## Start MATERIAL TO PROCESS
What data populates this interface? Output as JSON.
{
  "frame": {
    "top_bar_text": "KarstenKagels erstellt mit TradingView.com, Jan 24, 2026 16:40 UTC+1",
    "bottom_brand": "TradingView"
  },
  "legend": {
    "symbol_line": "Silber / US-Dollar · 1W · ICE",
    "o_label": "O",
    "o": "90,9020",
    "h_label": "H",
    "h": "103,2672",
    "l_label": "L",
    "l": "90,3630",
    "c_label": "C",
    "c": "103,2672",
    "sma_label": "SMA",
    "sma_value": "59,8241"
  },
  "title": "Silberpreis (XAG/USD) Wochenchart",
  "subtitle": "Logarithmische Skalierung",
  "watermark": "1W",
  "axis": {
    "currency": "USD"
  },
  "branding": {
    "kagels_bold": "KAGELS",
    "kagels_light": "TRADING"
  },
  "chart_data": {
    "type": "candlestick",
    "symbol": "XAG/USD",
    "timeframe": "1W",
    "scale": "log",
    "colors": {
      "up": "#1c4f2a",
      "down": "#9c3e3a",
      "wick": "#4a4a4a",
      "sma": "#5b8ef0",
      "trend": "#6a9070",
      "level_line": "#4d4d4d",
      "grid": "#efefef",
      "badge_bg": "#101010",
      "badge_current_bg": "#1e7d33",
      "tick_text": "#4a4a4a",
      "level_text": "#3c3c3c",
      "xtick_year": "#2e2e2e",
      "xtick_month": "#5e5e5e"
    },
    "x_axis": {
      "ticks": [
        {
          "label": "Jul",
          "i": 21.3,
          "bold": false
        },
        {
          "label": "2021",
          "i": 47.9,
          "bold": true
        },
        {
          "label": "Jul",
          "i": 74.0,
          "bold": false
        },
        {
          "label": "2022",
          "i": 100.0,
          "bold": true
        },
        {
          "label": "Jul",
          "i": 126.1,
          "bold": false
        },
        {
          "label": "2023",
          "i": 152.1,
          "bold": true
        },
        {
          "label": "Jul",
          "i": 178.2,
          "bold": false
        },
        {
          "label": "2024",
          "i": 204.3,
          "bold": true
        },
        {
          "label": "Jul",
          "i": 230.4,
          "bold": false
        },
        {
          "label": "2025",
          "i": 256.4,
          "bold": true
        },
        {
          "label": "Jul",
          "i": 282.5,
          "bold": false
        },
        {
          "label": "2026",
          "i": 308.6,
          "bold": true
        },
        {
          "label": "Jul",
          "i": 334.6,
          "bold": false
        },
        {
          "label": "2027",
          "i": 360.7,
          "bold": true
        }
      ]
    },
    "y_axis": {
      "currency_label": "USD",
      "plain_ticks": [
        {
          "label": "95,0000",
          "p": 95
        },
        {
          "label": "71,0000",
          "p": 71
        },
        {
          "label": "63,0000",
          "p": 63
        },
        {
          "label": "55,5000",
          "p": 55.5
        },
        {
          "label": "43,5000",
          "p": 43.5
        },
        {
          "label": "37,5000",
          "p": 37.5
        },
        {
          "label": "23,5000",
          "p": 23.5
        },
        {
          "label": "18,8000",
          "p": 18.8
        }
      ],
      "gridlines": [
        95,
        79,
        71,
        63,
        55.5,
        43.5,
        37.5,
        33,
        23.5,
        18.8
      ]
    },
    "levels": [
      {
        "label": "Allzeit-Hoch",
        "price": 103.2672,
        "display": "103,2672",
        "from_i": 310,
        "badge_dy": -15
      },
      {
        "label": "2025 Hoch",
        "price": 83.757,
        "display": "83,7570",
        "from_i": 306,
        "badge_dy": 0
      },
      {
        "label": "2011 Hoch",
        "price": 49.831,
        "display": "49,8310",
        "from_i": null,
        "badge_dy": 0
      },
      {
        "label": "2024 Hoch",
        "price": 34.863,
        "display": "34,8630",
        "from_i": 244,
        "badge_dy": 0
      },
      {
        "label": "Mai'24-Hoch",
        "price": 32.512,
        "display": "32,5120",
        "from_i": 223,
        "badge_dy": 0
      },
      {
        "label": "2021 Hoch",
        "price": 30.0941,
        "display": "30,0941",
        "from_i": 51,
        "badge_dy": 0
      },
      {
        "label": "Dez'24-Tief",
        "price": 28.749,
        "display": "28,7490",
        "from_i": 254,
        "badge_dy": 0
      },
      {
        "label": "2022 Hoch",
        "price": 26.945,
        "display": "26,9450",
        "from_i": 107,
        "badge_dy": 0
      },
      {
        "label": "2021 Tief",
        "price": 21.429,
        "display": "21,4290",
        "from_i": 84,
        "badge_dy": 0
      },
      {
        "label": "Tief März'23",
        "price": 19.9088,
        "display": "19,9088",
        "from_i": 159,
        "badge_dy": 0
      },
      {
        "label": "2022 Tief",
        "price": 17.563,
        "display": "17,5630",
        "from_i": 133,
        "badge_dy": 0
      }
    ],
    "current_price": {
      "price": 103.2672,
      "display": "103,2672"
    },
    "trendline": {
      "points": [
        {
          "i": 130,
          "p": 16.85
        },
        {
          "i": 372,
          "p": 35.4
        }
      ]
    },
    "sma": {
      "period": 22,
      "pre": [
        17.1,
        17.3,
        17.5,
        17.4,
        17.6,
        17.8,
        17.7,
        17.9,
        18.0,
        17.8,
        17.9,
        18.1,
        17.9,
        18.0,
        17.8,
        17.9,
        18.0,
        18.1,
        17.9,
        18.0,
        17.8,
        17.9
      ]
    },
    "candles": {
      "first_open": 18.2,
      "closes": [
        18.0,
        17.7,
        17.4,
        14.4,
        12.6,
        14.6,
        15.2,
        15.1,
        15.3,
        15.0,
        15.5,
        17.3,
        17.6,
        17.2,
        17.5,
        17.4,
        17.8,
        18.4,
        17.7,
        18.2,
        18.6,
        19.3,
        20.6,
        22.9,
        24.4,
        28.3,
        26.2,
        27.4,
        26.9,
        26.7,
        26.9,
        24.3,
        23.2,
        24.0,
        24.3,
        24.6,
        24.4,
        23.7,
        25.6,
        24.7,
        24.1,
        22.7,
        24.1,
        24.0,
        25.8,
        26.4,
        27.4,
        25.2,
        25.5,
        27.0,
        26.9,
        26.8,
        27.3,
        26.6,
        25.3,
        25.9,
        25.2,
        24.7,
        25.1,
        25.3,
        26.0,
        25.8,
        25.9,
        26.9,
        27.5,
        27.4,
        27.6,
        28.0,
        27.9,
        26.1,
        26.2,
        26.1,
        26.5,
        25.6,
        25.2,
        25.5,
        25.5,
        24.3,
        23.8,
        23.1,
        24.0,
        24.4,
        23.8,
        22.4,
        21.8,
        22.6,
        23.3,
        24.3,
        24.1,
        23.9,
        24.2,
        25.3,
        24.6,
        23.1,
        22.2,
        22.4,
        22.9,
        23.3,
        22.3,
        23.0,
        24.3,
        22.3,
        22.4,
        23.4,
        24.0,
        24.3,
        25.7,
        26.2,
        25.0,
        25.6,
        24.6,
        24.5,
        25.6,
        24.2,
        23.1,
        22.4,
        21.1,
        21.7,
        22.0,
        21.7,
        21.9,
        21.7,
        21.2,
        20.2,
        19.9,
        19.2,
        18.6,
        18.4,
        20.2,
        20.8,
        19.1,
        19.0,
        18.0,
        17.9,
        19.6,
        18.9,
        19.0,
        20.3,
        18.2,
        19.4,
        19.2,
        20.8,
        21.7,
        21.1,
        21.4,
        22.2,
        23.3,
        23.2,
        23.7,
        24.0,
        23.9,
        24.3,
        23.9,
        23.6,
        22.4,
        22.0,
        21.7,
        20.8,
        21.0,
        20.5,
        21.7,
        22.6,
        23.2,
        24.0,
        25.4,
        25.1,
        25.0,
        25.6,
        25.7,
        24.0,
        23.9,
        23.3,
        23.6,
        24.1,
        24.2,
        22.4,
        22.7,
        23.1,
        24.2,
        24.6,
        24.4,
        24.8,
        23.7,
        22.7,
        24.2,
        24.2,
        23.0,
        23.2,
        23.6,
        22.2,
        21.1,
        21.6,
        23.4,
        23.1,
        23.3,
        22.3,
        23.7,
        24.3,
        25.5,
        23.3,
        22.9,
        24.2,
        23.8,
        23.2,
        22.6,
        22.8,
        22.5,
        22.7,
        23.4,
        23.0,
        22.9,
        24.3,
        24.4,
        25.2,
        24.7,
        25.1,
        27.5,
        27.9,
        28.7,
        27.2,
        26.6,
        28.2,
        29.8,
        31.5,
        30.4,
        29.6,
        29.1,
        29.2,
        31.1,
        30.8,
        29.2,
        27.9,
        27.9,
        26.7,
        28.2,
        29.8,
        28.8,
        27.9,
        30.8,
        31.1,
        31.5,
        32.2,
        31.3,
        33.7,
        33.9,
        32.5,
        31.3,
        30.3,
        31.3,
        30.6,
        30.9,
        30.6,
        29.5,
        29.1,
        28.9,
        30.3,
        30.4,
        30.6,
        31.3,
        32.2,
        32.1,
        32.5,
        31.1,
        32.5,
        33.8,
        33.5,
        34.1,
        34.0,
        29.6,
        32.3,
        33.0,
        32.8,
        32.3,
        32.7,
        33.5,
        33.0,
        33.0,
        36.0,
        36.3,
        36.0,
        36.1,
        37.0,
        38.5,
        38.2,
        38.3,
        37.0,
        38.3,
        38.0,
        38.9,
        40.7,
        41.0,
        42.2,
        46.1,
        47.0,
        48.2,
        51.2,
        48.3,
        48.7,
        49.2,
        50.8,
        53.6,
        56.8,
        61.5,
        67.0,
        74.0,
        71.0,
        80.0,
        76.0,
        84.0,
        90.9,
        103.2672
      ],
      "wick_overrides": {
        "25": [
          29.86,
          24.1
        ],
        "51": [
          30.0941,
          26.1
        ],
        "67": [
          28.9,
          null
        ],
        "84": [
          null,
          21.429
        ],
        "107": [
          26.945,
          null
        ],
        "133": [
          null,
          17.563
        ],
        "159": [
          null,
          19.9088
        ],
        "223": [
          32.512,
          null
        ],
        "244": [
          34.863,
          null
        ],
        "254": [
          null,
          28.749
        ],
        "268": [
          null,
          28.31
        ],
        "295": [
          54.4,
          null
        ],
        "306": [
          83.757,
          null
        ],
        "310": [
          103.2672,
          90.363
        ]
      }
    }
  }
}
## End MATERIAL TO PROCESS
TASK BRIEF —
Only lines with "TradingView" are wanted here; list each of them.

ANSWER TO THE TASK —
    "top_bar_text": "KarstenKagels erstellt mit TradingView.com, Jan 24, 2026 16:40 UTC+1",
    "bottom_brand": "TradingView"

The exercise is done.